▶ _Exercise brief_: Hunt for the word "undesirable" across the entries below, copying each line that holds it.

▶ _Dataset records_:

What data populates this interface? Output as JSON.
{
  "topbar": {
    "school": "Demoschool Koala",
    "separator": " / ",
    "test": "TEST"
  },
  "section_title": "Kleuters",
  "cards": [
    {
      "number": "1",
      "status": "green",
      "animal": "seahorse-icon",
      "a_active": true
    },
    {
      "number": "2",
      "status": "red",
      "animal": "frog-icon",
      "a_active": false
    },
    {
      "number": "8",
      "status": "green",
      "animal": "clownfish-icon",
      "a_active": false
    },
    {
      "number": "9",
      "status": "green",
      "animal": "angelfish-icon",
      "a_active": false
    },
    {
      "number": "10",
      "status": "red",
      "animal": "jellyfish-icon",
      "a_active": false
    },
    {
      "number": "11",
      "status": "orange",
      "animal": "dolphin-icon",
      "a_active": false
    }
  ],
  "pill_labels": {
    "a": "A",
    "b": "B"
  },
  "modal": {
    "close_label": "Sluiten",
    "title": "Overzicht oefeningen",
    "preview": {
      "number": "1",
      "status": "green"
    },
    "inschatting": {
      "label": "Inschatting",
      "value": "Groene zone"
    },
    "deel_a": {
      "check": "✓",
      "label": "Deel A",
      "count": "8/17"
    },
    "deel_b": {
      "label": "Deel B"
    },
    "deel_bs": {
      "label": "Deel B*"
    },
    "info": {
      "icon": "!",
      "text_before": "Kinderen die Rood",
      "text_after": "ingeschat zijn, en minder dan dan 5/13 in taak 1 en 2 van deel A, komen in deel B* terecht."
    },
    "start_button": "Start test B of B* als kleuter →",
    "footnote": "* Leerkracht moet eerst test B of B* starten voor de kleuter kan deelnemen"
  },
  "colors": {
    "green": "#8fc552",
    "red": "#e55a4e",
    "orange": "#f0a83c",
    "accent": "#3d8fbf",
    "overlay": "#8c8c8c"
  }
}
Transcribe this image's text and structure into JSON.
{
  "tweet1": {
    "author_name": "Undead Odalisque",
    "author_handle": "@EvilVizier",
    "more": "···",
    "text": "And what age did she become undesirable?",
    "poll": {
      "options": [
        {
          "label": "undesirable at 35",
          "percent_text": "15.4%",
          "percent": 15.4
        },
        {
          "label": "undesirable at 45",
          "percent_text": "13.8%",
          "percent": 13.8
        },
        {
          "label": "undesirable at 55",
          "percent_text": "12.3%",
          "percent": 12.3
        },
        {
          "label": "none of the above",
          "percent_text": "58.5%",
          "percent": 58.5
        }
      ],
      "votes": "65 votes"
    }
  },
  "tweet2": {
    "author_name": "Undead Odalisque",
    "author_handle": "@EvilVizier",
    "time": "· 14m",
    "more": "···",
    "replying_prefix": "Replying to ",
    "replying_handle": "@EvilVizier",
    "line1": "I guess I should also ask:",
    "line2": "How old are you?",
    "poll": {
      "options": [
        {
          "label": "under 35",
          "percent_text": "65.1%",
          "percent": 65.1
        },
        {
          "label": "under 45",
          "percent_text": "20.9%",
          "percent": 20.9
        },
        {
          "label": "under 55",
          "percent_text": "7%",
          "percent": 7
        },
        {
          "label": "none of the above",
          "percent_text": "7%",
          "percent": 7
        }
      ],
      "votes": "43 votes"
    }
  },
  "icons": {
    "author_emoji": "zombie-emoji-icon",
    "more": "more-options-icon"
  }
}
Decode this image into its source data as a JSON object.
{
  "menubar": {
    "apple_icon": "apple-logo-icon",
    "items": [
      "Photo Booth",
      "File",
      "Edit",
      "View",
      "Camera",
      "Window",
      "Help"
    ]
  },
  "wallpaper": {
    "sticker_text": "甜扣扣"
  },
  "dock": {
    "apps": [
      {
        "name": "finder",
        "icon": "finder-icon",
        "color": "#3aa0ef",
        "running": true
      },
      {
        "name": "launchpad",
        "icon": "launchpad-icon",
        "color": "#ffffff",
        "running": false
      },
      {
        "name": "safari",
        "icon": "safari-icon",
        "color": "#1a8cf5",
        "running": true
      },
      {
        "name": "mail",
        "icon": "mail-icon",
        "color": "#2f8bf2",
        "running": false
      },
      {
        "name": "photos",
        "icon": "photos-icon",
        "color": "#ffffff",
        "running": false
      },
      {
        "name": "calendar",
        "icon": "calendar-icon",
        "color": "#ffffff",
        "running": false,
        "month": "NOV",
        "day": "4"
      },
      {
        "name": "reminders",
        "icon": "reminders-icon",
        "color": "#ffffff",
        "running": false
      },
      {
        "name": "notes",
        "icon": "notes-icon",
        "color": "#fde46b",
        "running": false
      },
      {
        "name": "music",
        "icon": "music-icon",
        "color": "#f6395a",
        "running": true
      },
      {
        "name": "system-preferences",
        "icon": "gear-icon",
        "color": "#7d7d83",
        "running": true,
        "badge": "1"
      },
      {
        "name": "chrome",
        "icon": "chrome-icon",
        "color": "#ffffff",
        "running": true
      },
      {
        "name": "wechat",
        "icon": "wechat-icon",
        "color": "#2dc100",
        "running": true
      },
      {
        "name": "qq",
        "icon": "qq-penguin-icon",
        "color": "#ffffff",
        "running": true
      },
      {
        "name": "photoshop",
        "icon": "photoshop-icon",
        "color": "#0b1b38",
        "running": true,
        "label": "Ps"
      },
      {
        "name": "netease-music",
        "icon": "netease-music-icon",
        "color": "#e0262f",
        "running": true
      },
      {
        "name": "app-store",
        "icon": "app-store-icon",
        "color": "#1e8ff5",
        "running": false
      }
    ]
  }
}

...

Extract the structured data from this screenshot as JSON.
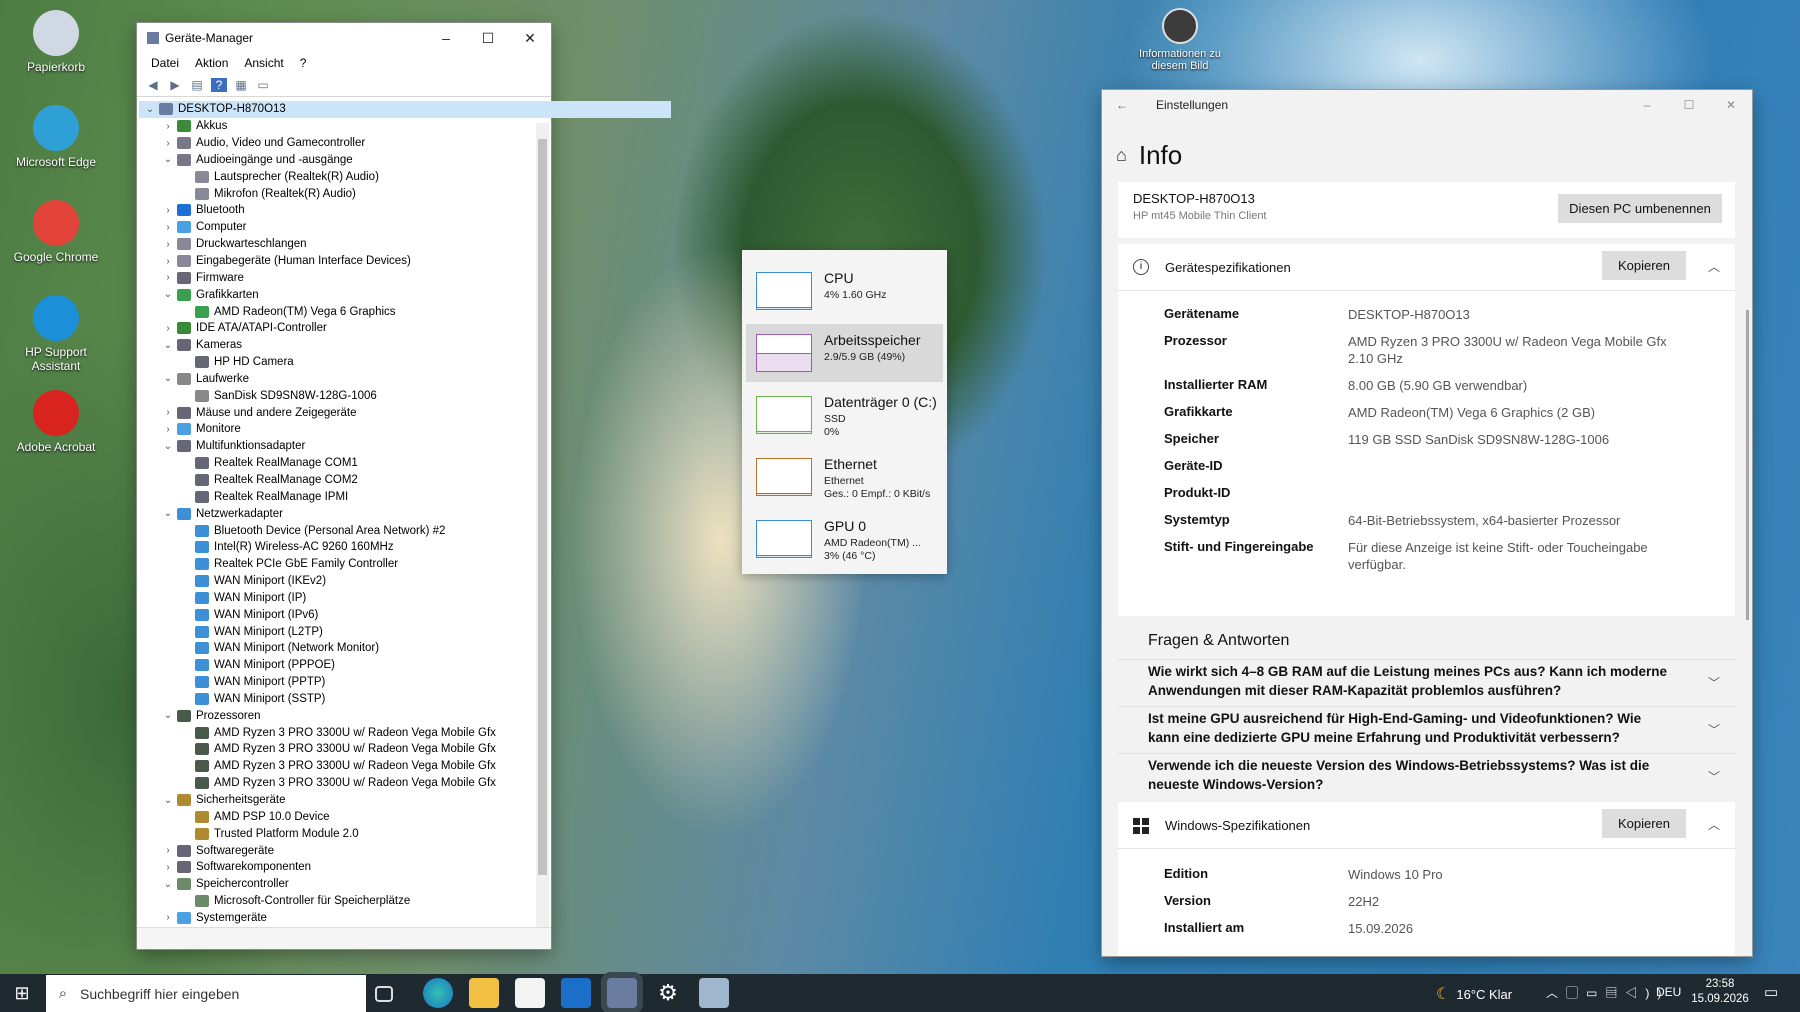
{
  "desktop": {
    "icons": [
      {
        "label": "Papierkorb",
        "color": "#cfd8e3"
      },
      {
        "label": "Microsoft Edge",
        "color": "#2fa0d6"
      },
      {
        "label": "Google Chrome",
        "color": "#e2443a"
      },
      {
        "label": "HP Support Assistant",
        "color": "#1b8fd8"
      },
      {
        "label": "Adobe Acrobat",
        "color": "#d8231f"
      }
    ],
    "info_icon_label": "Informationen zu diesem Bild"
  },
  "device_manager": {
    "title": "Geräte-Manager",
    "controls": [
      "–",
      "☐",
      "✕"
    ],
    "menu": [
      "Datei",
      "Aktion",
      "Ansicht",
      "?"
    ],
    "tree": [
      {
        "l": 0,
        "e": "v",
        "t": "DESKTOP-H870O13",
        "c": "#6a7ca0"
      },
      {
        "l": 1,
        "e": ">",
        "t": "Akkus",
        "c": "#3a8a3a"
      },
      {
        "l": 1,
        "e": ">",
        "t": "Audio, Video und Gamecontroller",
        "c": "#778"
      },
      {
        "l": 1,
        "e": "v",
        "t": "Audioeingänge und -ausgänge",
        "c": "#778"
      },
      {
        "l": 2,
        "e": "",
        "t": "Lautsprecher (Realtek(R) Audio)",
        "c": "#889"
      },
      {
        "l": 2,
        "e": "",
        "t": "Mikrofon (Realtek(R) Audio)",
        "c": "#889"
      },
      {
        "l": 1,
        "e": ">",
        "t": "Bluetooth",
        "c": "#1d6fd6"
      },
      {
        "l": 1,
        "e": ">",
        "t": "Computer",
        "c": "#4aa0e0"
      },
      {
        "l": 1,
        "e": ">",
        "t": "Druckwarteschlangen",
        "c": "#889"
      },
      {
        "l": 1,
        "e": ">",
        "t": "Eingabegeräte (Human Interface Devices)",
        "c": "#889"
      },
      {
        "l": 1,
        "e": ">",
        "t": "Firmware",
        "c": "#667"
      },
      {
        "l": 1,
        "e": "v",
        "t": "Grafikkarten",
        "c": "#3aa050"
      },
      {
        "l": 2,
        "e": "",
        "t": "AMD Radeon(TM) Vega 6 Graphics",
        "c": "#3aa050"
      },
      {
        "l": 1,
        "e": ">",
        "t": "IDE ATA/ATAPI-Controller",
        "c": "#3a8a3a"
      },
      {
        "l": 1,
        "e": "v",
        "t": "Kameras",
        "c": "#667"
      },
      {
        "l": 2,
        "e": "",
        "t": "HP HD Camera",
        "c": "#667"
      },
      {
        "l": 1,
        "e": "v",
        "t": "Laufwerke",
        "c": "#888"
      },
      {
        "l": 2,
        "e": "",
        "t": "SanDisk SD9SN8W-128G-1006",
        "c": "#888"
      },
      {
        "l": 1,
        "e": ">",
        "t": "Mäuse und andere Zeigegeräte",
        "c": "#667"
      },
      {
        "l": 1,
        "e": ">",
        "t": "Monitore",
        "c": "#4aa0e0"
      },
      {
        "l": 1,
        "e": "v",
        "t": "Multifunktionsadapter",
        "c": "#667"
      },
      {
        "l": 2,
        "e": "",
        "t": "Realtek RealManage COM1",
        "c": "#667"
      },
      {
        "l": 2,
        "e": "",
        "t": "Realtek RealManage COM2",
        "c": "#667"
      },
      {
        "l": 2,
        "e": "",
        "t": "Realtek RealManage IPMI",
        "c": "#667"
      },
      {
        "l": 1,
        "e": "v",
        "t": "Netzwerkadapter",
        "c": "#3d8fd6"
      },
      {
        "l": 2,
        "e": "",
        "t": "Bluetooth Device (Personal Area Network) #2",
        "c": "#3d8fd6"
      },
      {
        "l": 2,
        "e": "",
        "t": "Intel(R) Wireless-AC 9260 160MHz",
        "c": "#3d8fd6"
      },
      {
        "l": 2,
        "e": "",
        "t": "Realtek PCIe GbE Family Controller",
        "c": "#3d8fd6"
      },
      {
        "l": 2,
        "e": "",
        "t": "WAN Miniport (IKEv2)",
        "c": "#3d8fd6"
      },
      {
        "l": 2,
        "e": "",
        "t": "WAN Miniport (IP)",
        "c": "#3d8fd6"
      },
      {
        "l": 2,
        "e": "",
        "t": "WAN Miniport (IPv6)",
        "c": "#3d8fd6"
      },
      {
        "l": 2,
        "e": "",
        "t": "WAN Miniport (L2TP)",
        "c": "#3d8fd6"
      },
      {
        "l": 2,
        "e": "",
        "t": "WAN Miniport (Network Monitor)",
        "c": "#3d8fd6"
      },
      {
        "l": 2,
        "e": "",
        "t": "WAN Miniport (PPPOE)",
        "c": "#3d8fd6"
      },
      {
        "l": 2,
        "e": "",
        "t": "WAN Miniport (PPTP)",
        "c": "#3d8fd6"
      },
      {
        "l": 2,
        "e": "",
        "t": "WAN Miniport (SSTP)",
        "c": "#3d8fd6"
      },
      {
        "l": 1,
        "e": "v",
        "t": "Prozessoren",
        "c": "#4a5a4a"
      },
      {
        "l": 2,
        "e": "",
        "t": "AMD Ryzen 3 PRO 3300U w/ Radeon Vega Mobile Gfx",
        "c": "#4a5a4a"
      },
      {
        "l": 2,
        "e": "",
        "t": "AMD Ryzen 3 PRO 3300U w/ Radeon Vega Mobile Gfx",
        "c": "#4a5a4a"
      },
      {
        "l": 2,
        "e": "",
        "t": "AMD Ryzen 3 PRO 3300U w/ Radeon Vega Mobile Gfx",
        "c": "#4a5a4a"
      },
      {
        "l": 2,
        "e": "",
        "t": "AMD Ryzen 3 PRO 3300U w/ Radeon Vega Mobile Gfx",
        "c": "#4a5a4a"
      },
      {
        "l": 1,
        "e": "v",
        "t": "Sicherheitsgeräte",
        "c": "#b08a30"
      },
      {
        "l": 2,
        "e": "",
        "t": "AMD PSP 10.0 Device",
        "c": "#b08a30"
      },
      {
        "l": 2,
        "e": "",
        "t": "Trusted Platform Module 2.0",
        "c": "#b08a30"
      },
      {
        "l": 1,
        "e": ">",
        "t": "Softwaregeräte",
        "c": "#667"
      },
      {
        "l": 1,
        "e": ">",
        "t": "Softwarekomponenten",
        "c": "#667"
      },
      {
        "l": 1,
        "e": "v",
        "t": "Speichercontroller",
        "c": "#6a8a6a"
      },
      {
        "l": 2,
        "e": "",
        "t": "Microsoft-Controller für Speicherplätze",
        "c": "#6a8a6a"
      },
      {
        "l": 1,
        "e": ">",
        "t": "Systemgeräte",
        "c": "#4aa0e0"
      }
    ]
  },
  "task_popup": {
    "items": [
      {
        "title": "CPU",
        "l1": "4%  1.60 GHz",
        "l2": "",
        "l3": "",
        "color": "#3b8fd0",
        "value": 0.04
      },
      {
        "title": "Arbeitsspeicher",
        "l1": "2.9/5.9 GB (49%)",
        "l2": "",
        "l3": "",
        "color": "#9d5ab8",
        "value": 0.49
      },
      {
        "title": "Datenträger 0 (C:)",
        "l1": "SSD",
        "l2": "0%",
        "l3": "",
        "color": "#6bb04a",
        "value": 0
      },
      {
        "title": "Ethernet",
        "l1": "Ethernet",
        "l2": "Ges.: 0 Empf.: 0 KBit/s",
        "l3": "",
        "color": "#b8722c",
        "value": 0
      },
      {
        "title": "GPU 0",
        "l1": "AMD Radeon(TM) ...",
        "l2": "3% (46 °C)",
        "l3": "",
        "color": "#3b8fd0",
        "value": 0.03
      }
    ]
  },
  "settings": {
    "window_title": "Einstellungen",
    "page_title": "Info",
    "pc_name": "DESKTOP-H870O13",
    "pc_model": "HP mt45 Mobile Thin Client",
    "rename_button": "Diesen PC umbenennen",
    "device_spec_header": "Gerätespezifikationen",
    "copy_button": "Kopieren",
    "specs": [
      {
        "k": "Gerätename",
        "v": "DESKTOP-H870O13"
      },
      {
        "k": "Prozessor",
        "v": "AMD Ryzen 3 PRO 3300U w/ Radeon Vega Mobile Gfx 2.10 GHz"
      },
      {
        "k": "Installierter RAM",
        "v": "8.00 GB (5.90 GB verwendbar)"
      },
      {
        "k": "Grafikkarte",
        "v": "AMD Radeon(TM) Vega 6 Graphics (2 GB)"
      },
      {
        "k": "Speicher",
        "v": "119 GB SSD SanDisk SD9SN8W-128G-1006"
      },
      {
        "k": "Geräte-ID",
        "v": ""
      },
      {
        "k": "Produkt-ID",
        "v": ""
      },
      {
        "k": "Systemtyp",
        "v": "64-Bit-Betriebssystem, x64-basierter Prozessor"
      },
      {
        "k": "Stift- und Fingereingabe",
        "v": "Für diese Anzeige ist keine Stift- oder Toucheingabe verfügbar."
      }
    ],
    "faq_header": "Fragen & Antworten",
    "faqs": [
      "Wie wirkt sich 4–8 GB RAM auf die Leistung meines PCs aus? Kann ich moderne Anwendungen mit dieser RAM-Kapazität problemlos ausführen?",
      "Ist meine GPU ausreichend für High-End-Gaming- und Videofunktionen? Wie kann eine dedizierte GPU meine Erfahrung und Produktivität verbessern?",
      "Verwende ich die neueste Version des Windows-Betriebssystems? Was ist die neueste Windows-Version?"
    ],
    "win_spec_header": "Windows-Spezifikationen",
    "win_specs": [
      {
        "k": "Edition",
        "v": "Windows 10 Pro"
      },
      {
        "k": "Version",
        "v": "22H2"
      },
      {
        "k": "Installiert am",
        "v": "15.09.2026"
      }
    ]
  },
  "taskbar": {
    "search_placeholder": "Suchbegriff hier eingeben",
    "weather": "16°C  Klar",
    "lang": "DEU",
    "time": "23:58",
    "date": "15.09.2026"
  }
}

▶ _Answer to this task_:
    "text": "And what age did she become undesirable?",
          "label": "undesirable at 35",
          "label": "undesirable at 45",
          "label": "undesirable at 55",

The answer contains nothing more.